- INSTRUCTIONS FOR THE TASK -
Starting with the line containing "y-tick-label: 1000 xyxy=(45,281,79,297)" and continuing through the line containing "panel-th1: TH1 500", write out those lines again with "series-line" changed to "series-curve" and everything else left as it is. Give only those lines.

>> begin DATASET RECORDS

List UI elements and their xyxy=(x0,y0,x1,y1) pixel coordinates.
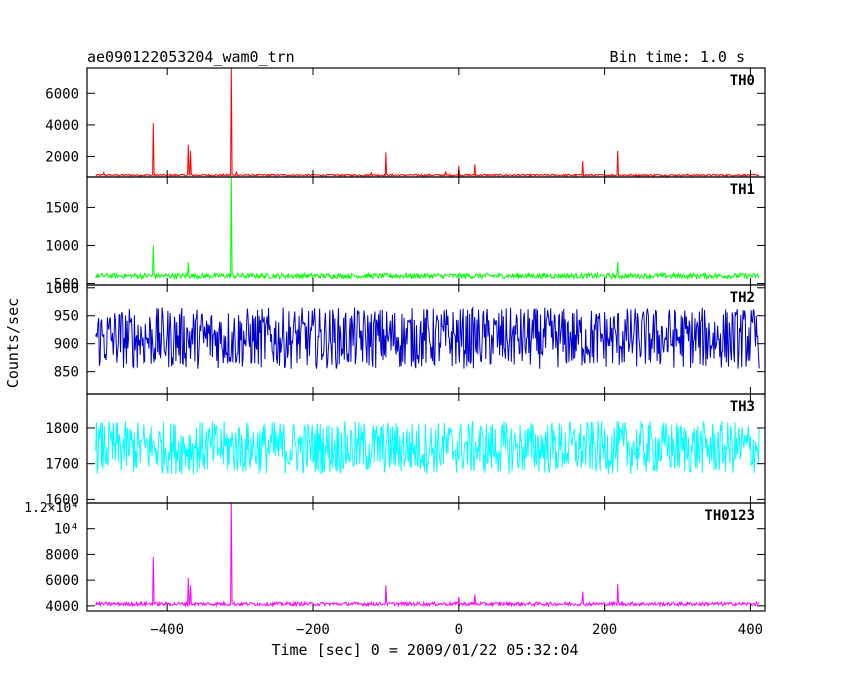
y-tick-label: 1000 xyxy=(45,281,79,297)
y-tick-label: 500 xyxy=(54,276,79,292)
panel-label: TH0 xyxy=(730,73,755,89)
series-line-th1 xyxy=(95,177,760,281)
x-tick-label: 0 xyxy=(455,622,463,638)
y-tick-label: 4000 xyxy=(45,118,79,134)
y-tick-label: 1700 xyxy=(45,457,79,473)
y-tick-label: 6000 xyxy=(45,86,79,102)
chart-title: ae090122053204_wam0_trn xyxy=(87,48,295,66)
panel-label: TH0123 xyxy=(704,508,755,524)
y-tick-label: 950 xyxy=(54,309,79,325)
series-line-th0 xyxy=(95,68,760,177)
panel-th0123: TH0123 4000 6000 8000 10⁴ 1.2×10⁴ xyxy=(24,501,766,615)
y-tick-label: 2000 xyxy=(45,149,79,165)
y-tick-label: 6000 xyxy=(45,573,79,589)
panel-label: TH1 xyxy=(730,182,755,198)
x-tick-label: 400 xyxy=(738,622,763,638)
y-tick-label: 1500 xyxy=(45,200,79,216)
y-tick-label: 4000 xyxy=(45,599,79,615)
panel-label: TH2 xyxy=(730,290,755,306)
panel-th2: TH2 850 900 950 1000 xyxy=(45,281,766,395)
x-axis-label: Time [sec] 0 = 2009/01/22 05:32:04 xyxy=(271,641,578,659)
panel-label: TH3 xyxy=(730,399,755,415)
panel-th3: TH3 1600 1700 1800 xyxy=(45,393,766,508)
x-tick-label: 200 xyxy=(592,622,617,638)
x-axis: −400 −200 0 200 400 xyxy=(150,622,763,638)
x-tick-label: −200 xyxy=(296,622,330,638)
y-tick-label: 8000 xyxy=(45,547,79,563)
y-tick-label: 1000 xyxy=(45,238,79,254)
panels-group: TH0200040006000TH150010001500TH285090095… xyxy=(24,67,766,615)
bin-time-label: Bin time: 1.0 s xyxy=(610,48,745,66)
y-tick-label: 1600 xyxy=(45,492,79,508)
y-tick-label: 1.2×10⁴ xyxy=(24,501,79,516)
x-tick-label: −400 xyxy=(150,622,184,638)
y-tick-label: 850 xyxy=(54,365,79,381)
y-axis-label: Counts/sec xyxy=(4,298,22,388)
series-line-th3 xyxy=(95,420,760,475)
panel-th0: TH0 2000 4000 6000 xyxy=(45,67,766,178)
series-line-th2 xyxy=(95,306,760,369)
y-tick-label: 10⁴ xyxy=(54,522,79,538)
series-line-th0123 xyxy=(95,503,760,608)
y-tick-label: 1800 xyxy=(45,421,79,437)
panel-th1: TH1 500 1000 1500 xyxy=(45,176,766,292)
y-tick-label: 900 xyxy=(54,337,79,353)
panel-frame xyxy=(86,502,766,612)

>> end DATASET RECORDS

- TASK OUTPUT -
y-tick-label: 1000 xyxy=(45,281,79,297)
y-tick-label: 500 xyxy=(54,276,79,292)
panel-label: TH0 xyxy=(730,73,755,89)
series-curve-th1 xyxy=(95,177,760,281)
x-tick-label: 0 xyxy=(455,622,463,638)
y-tick-label: 4000 xyxy=(45,118,79,134)
y-tick-label: 1700 xyxy=(45,457,79,473)
y-tick-label: 6000 xyxy=(45,86,79,102)
chart-title: ae090122053204_wam0_trn xyxy=(87,48,295,66)
panel-label: TH0123 xyxy=(704,508,755,524)
y-tick-label: 950 xyxy=(54,309,79,325)
series-curve-th0 xyxy=(95,68,760,177)
panel-th0123: TH0123 4000 6000 8000 10⁴ 1.2×10⁴ xyxy=(24,501,766,615)
y-tick-label: 2000 xyxy=(45,149,79,165)
y-tick-label: 6000 xyxy=(45,573,79,589)
panel-label: TH1 xyxy=(730,182,755,198)
x-tick-label: 400 xyxy=(738,622,763,638)
y-tick-label: 1500 xyxy=(45,200,79,216)
y-tick-label: 4000 xyxy=(45,599,79,615)
panel-label: TH2 xyxy=(730,290,755,306)
panel-th2: TH2 850 900 950 1000 xyxy=(45,281,766,395)
x-axis-label: Time [sec] 0 = 2009/01/22 05:32:04 xyxy=(271,641,578,659)
panel-label: TH3 xyxy=(730,399,755,415)
panel-th3: TH3 1600 1700 1800 xyxy=(45,393,766,508)
x-tick-label: 200 xyxy=(592,622,617,638)
x-axis: −400 −200 0 200 400 xyxy=(150,622,763,638)
x-tick-label: −200 xyxy=(296,622,330,638)
y-tick-label: 8000 xyxy=(45,547,79,563)
y-tick-label: 1000 xyxy=(45,238,79,254)
panels-group: TH0200040006000TH150010001500TH285090095… xyxy=(24,67,766,615)
bin-time-label: Bin time: 1.0 s xyxy=(610,48,745,66)
y-tick-label: 1600 xyxy=(45,492,79,508)
y-tick-label: 1.2×10⁴ xyxy=(24,501,79,516)
x-tick-label: −400 xyxy=(150,622,184,638)
y-tick-label: 850 xyxy=(54,365,79,381)
y-axis-label: Counts/sec xyxy=(4,298,22,388)
series-curve-th3 xyxy=(95,420,760,475)
panel-th0: TH0 2000 4000 6000 xyxy=(45,67,766,178)
series-curve-th2 xyxy=(95,306,760,369)
y-tick-label: 10⁴ xyxy=(54,522,79,538)
series-curve-th0123 xyxy=(95,503,760,608)
y-tick-label: 1800 xyxy=(45,421,79,437)
panel-th1: TH1 500 1000 1500 xyxy=(45,176,766,292)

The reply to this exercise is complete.